(Stored records)
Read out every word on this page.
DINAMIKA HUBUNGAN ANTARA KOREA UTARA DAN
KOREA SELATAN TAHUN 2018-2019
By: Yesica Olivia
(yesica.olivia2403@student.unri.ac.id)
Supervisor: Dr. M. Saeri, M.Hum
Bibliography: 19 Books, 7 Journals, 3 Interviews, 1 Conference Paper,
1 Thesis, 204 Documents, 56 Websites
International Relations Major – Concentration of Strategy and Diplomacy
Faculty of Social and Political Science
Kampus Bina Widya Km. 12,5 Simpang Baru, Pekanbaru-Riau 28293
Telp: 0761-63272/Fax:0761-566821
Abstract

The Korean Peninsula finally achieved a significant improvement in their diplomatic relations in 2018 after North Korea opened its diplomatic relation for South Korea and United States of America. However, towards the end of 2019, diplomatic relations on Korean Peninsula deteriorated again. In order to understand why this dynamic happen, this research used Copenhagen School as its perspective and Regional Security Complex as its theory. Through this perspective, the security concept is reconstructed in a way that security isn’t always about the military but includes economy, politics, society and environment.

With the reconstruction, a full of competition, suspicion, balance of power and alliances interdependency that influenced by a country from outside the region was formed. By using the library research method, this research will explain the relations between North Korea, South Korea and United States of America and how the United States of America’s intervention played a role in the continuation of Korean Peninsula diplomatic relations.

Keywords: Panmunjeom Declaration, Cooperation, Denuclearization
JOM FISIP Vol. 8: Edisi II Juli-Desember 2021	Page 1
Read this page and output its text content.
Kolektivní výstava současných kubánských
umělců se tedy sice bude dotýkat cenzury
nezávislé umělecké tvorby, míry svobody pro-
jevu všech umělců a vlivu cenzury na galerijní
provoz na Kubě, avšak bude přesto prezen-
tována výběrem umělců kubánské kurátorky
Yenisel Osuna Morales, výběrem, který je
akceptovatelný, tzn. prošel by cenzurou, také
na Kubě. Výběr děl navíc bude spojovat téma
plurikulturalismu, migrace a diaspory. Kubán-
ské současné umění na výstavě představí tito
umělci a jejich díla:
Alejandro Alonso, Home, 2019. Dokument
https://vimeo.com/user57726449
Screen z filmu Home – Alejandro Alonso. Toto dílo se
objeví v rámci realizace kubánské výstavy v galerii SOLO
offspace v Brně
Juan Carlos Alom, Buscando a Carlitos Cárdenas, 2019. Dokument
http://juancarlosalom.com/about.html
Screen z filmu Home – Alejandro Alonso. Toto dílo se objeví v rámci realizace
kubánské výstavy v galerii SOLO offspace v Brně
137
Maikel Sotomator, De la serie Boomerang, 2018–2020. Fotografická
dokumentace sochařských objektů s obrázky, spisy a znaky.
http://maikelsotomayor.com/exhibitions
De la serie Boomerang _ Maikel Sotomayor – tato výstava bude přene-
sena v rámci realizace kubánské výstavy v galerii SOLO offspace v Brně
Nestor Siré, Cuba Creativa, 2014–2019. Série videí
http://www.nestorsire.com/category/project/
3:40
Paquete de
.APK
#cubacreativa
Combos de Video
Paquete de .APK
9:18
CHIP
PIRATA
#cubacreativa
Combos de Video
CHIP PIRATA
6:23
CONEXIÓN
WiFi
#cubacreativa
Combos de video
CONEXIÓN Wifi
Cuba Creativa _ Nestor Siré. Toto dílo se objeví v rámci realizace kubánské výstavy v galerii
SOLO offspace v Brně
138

* _WHAT YOU SHOULD DO_: Using the data above, reproduce every line exactly.

* _TASK OUTPUT_:
Read out every word on this page.
DINAMIKA HUBUNGAN ANTARA KOREA UTARA DAN
KOREA SELATAN TAHUN 2018-2019
By: Yesica Olivia
(yesica.olivia2403@student.unri.ac.id)
Supervisor: Dr. M. Saeri, M.Hum
Bibliography: 19 Books, 7 Journals, 3 Interviews, 1 Conference Paper,
1 Thesis, 204 Documents, 56 Websites
International Relations Major – Concentration of Strategy and Diplomacy
Faculty of Social and Political Science
Kampus Bina Widya Km. 12,5 Simpang Baru, Pekanbaru-Riau 28293
Telp: 0761-63272/Fax:0761-566821
Abstract

The Korean Peninsula finally achieved a significant improvement in their diplomatic relations in 2018 after North Korea opened its diplomatic relation for South Korea and United States of America. However, towards the end of 2019, diplomatic relations on Korean Peninsula deteriorated again. In order to understand why this dynamic happen, this research used Copenhagen School as its perspective and Regional Security Complex as its theory. Through this perspective, the security concept is reconstructed in a way that security isn’t always about the military but includes economy, politics, society and environment.

With the reconstruction, a full of competition, suspicion, balance of power and alliances interdependency that influenced by a country from outside the region was formed. By using the library research method, this research will explain the relations between North Korea, South Korea and United States of America and how the United States of America’s intervention played a role in the continuation of Korean Peninsula diplomatic relations.

Keywords: Panmunjeom Declaration, Cooperation, Denuclearization
JOM FISIP Vol. 8: Edisi II Juli-Desember 2021	Page 1
Read this page and output its text content.
Kolektivní výstava současných kubánských
umělců se tedy sice bude dotýkat cenzury
nezávislé umělecké tvorby, míry svobody pro-
jevu všech umělců a vlivu cenzury na galerijní
provoz na Kubě, avšak bude přesto prezen-
tována výběrem umělců kubánské kurátorky
Yenisel Osuna Morales, výběrem, který je
akceptovatelný, tzn. prošel by cenzurou, také
na Kubě. Výběr děl navíc bude spojovat téma
plurikulturalismu, migrace a diaspory. Kubán-
ské současné umění na výstavě představí tito
umělci a jejich díla:
Alejandro Alonso, Home, 2019. Dokument
https://vimeo.com/user57726449
Screen z filmu Home – Alejandro Alonso. Toto dílo se
objeví v rámci realizace kubánské výstavy v galerii SOLO
offspace v Brně
Juan Carlos Alom, Buscando a Carlitos Cárdenas, 2019. Dokument
http://juancarlosalom.com/about.html
Screen z filmu Home – Alejandro Alonso. Toto dílo se objeví v rámci realizace
kubánské výstavy v galerii SOLO offspace v Brně
137
Maikel Sotomator, De la serie Boomerang, 2018–2020. Fotografická
dokumentace sochařských objektů s obrázky, spisy a znaky.
http://maikelsotomayor.com/exhibitions
De la serie Boomerang _ Maikel Sotomayor – tato výstava bude přene-
sena v rámci realizace kubánské výstavy v galerii SOLO offspace v Brně
Nestor Siré, Cuba Creativa, 2014–2019. Série videí
http://www.nestorsire.com/category/project/
3:40
Paquete de
.APK
#cubacreativa
Combos de Video
Paquete de .APK
9:18
CHIP
PIRATA
#cubacreativa
Combos de Video
CHIP PIRATA
6:23
CONEXIÓN
WiFi
#cubacreativa
Combos de video
CONEXIÓN Wifi
Cuba Creativa _ Nestor Siré. Toto dílo se objeví v rámci realizace kubánské výstavy v galerii
SOLO offspace v Brně
138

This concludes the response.